>>

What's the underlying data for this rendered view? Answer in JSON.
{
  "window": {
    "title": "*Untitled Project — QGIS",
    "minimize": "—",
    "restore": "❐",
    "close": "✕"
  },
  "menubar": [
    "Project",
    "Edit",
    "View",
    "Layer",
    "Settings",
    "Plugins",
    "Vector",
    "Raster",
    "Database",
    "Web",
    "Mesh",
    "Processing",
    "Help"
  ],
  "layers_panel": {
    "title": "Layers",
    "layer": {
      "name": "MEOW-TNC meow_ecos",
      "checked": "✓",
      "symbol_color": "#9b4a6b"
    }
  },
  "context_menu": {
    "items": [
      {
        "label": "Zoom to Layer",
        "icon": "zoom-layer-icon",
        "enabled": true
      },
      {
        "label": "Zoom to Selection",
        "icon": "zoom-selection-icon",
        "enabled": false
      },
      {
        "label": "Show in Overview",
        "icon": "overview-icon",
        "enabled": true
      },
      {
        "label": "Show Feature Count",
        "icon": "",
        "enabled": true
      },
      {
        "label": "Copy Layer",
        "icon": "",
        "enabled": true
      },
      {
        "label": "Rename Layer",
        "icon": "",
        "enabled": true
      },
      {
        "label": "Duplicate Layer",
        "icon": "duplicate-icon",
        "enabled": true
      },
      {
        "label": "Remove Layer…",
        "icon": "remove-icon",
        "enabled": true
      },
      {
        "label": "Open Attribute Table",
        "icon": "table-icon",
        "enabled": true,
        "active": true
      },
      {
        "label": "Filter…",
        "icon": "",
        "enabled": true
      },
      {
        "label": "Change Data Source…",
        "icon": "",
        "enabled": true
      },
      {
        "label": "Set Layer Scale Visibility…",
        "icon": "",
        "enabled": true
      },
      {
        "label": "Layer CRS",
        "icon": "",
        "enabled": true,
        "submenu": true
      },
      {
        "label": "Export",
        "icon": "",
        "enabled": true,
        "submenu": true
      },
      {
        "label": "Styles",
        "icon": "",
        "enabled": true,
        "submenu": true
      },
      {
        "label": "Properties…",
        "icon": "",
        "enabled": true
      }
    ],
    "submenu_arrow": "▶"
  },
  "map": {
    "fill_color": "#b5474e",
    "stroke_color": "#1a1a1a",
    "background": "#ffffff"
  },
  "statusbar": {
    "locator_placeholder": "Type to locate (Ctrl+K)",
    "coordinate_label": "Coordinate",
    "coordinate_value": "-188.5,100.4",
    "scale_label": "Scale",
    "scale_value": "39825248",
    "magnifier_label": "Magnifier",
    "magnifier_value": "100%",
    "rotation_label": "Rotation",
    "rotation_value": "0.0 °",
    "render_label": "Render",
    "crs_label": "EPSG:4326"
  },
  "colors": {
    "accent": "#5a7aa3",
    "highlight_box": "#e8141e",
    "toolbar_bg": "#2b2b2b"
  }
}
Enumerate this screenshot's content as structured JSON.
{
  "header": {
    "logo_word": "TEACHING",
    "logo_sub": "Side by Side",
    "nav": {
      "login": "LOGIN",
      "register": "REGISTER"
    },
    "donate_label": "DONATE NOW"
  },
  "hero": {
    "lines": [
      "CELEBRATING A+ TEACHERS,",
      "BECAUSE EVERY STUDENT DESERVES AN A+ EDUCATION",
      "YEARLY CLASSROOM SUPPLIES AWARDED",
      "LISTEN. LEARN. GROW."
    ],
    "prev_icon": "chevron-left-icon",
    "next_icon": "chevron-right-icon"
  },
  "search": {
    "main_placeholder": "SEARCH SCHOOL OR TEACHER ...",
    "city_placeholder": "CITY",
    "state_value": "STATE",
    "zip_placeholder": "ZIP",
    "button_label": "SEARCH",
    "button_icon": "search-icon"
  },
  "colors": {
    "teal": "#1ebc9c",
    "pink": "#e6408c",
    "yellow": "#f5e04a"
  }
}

<<

Brief: Type the whole listing again, unaltered.

Answer in full:
What's the underlying data for this rendered view? Answer in JSON.
{
  "window": {
    "title": "*Untitled Project — QGIS",
    "minimize": "—",
    "restore": "❐",
    "close": "✕"
  },
  "menubar": [
    "Project",
    "Edit",
    "View",
    "Layer",
    "Settings",
    "Plugins",
    "Vector",
    "Raster",
    "Database",
    "Web",
    "Mesh",
    "Processing",
    "Help"
  ],
  "layers_panel": {
    "title": "Layers",
    "layer": {
      "name": "MEOW-TNC meow_ecos",
      "checked": "✓",
      "symbol_color": "#9b4a6b"
    }
  },
  "context_menu": {
    "items": [
      {
        "label": "Zoom to Layer",
        "icon": "zoom-layer-icon",
        "enabled": true
      },
      {
        "label": "Zoom to Selection",
        "icon": "zoom-selection-icon",
        "enabled": false
      },
      {
        "label": "Show in Overview",
        "icon": "overview-icon",
        "enabled": true
      },
      {
        "label": "Show Feature Count",
        "icon": "",
        "enabled": true
      },
      {
        "label": "Copy Layer",
        "icon": "",
        "enabled": true
      },
      {
        "label": "Rename Layer",
        "icon": "",
        "enabled": true
      },
      {
        "label": "Duplicate Layer",
        "icon": "duplicate-icon",
        "enabled": true
      },
      {
        "label": "Remove Layer…",
        "icon": "remove-icon",
        "enabled": true
      },
      {
        "label": "Open Attribute Table",
        "icon": "table-icon",
        "enabled": true,
        "active": true
      },
      {
        "label": "Filter…",
        "icon": "",
        "enabled": true
      },
      {
        "label": "Change Data Source…",
        "icon": "",
        "enabled": true
      },
      {
        "label": "Set Layer Scale Visibility…",
        "icon": "",
        "enabled": true
      },
      {
        "label": "Layer CRS",
        "icon": "",
        "enabled": true,
        "submenu": true
      },
      {
        "label": "Export",
        "icon": "",
        "enabled": true,
        "submenu": true
      },
      {
        "label": "Styles",
        "icon": "",
        "enabled": true,
        "submenu": true
      },
      {
        "label": "Properties…",
        "icon": "",
        "enabled": true
      }
    ],
    "submenu_arrow": "▶"
  },
  "map": {
    "fill_color": "#b5474e",
    "stroke_color": "#1a1a1a",
    "background": "#ffffff"
  },
  "statusbar": {
    "locator_placeholder": "Type to locate (Ctrl+K)",
    "coordinate_label": "Coordinate",
    "coordinate_value": "-188.5,100.4",
    "scale_label": "Scale",
    "scale_value": "39825248",
    "magnifier_label": "Magnifier",
    "magnifier_value": "100%",
    "rotation_label": "Rotation",
    "rotation_value": "0.0 °",
    "render_label": "Render",
    "crs_label": "EPSG:4326"
  },
  "colors": {
    "accent": "#5a7aa3",
    "highlight_box": "#e8141e",
    "toolbar_bg": "#2b2b2b"
  }
}
Enumerate this screenshot's content as structured JSON.
{
  "header": {
    "logo_word": "TEACHING",
    "logo_sub": "Side by Side",
    "nav": {
      "login": "LOGIN",
      "register": "REGISTER"
    },
    "donate_label": "DONATE NOW"
  },
  "hero": {
    "lines": [
      "CELEBRATING A+ TEACHERS,",
      "BECAUSE EVERY STUDENT DESERVES AN A+ EDUCATION",
      "YEARLY CLASSROOM SUPPLIES AWARDED",
      "LISTEN. LEARN. GROW."
    ],
    "prev_icon": "chevron-left-icon",
    "next_icon": "chevron-right-icon"
  },
  "search": {
    "main_placeholder": "SEARCH SCHOOL OR TEACHER ...",
    "city_placeholder": "CITY",
    "state_value": "STATE",
    "zip_placeholder": "ZIP",
    "button_label": "SEARCH",
    "button_icon": "search-icon"
  },
  "colors": {
    "teal": "#1ebc9c",
    "pink": "#e6408c",
    "yellow": "#f5e04a"
  }
}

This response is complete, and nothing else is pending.